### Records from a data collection
================================

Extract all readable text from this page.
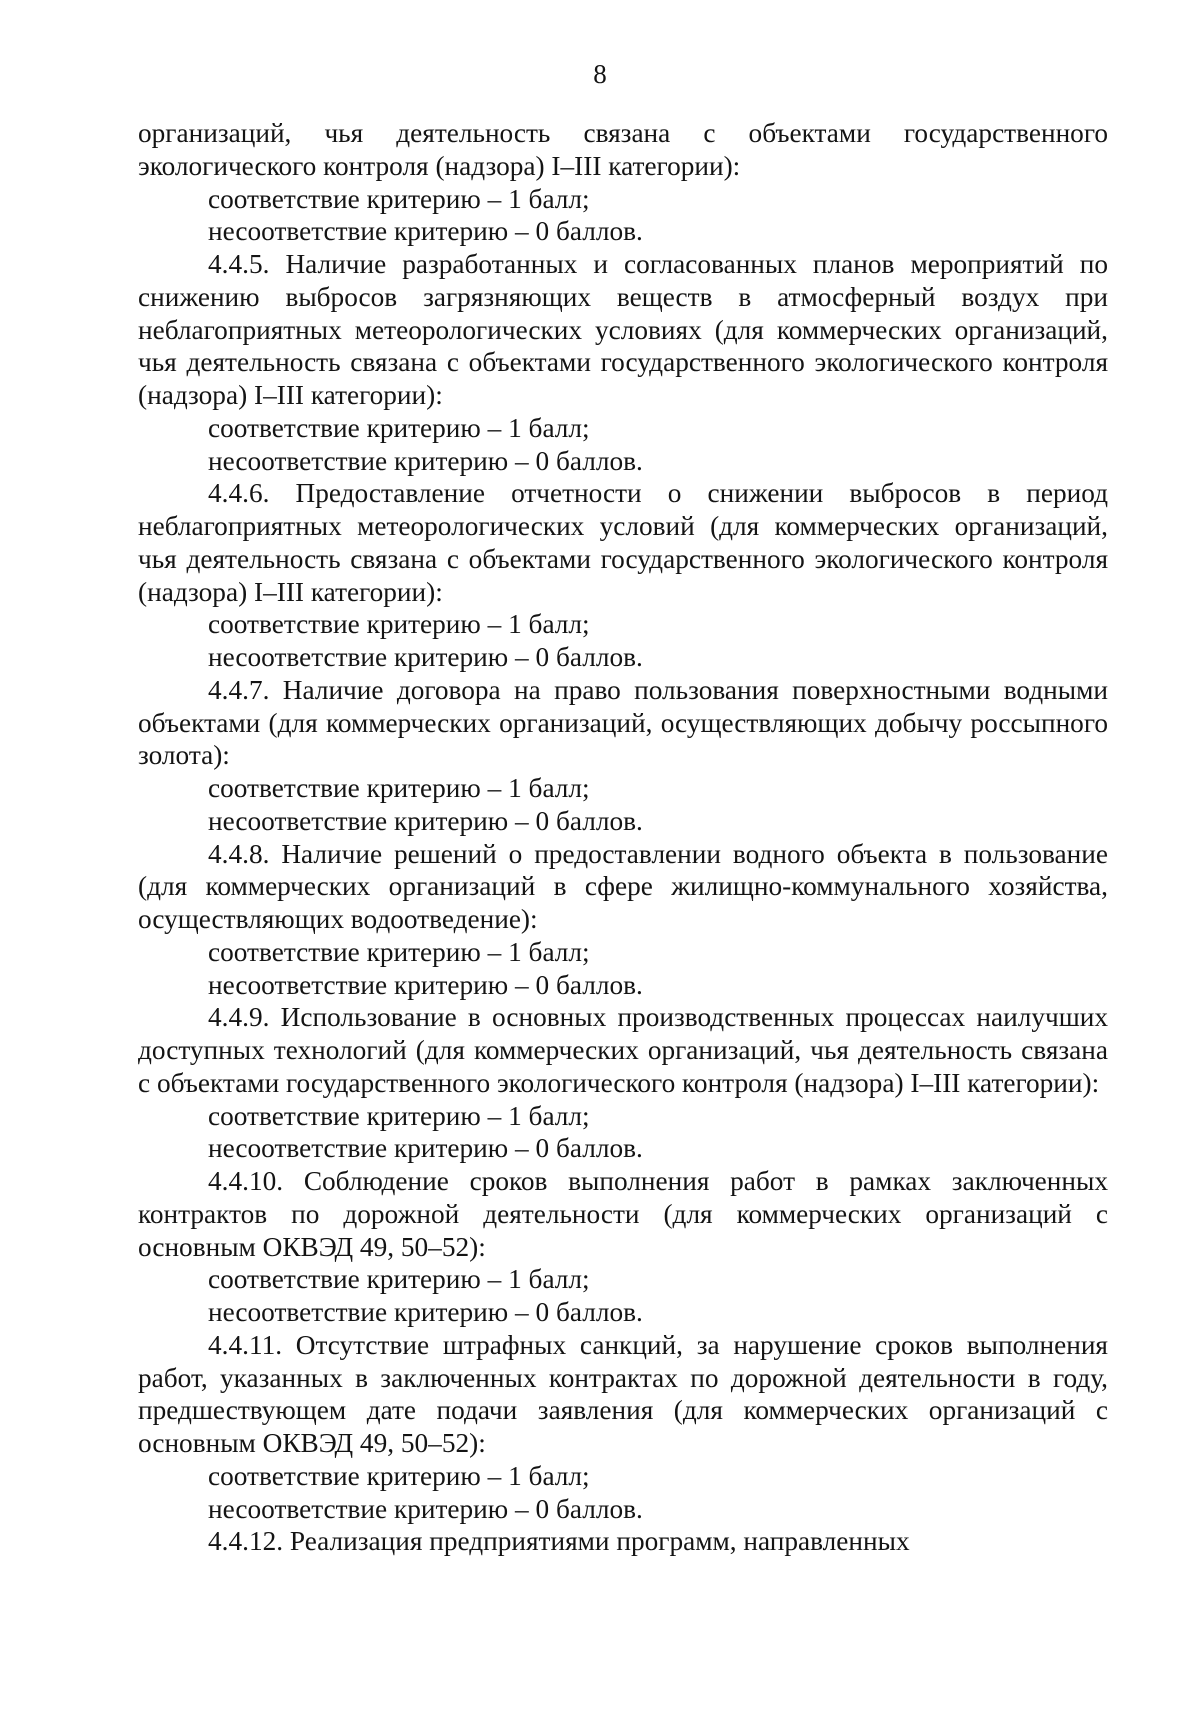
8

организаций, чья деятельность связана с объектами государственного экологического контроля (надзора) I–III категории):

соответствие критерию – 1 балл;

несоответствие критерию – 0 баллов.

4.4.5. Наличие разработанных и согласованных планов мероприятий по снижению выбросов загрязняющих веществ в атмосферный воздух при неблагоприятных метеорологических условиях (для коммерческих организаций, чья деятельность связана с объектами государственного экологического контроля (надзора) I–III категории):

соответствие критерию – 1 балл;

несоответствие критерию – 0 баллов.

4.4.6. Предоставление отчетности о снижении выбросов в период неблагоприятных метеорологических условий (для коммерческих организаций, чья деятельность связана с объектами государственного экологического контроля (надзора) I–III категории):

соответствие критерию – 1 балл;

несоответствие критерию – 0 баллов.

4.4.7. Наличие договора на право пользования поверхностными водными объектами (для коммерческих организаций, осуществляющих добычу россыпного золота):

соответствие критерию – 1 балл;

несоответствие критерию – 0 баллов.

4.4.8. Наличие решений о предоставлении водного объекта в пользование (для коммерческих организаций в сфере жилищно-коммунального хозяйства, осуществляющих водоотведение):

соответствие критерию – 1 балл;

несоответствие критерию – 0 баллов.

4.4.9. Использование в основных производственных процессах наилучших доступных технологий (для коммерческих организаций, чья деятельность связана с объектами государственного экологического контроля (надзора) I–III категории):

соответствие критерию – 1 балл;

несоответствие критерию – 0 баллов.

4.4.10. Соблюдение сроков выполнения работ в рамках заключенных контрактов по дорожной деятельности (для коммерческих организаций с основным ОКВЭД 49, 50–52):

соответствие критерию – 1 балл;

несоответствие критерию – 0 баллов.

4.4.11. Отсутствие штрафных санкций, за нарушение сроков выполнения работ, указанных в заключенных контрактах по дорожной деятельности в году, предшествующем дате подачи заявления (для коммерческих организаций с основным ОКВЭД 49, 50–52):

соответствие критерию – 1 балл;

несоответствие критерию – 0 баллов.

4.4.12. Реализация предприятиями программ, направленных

================================

### Prompt
Output an exact copy of the material, with the pictures removed.

### Complete answer
Extract all readable text from this page.
8

организаций, чья деятельность связана с объектами государственного экологического контроля (надзора) I–III категории):

соответствие критерию – 1 балл;

несоответствие критерию – 0 баллов.

4.4.5. Наличие разработанных и согласованных планов мероприятий по снижению выбросов загрязняющих веществ в атмосферный воздух при неблагоприятных метеорологических условиях (для коммерческих организаций, чья деятельность связана с объектами государственного экологического контроля (надзора) I–III категории):

соответствие критерию – 1 балл;

несоответствие критерию – 0 баллов.

4.4.6. Предоставление отчетности о снижении выбросов в период неблагоприятных метеорологических условий (для коммерческих организаций, чья деятельность связана с объектами государственного экологического контроля (надзора) I–III категории):

соответствие критерию – 1 балл;

несоответствие критерию – 0 баллов.

4.4.7. Наличие договора на право пользования поверхностными водными объектами (для коммерческих организаций, осуществляющих добычу россыпного золота):

соответствие критерию – 1 балл;

несоответствие критерию – 0 баллов.

4.4.8. Наличие решений о предоставлении водного объекта в пользование (для коммерческих организаций в сфере жилищно-коммунального хозяйства, осуществляющих водоотведение):

соответствие критерию – 1 балл;

несоответствие критерию – 0 баллов.

4.4.9. Использование в основных производственных процессах наилучших доступных технологий (для коммерческих организаций, чья деятельность связана с объектами государственного экологического контроля (надзора) I–III категории):

соответствие критерию – 1 балл;

несоответствие критерию – 0 баллов.

4.4.10. Соблюдение сроков выполнения работ в рамках заключенных контрактов по дорожной деятельности (для коммерческих организаций с основным ОКВЭД 49, 50–52):

соответствие критерию – 1 балл;

несоответствие критерию – 0 баллов.

4.4.11. Отсутствие штрафных санкций, за нарушение сроков выполнения работ, указанных в заключенных контрактах по дорожной деятельности в году, предшествующем дате подачи заявления (для коммерческих организаций с основным ОКВЭД 49, 50–52):

соответствие критерию – 1 балл;

несоответствие критерию – 0 баллов.

4.4.12. Реализация предприятиями программ, направленных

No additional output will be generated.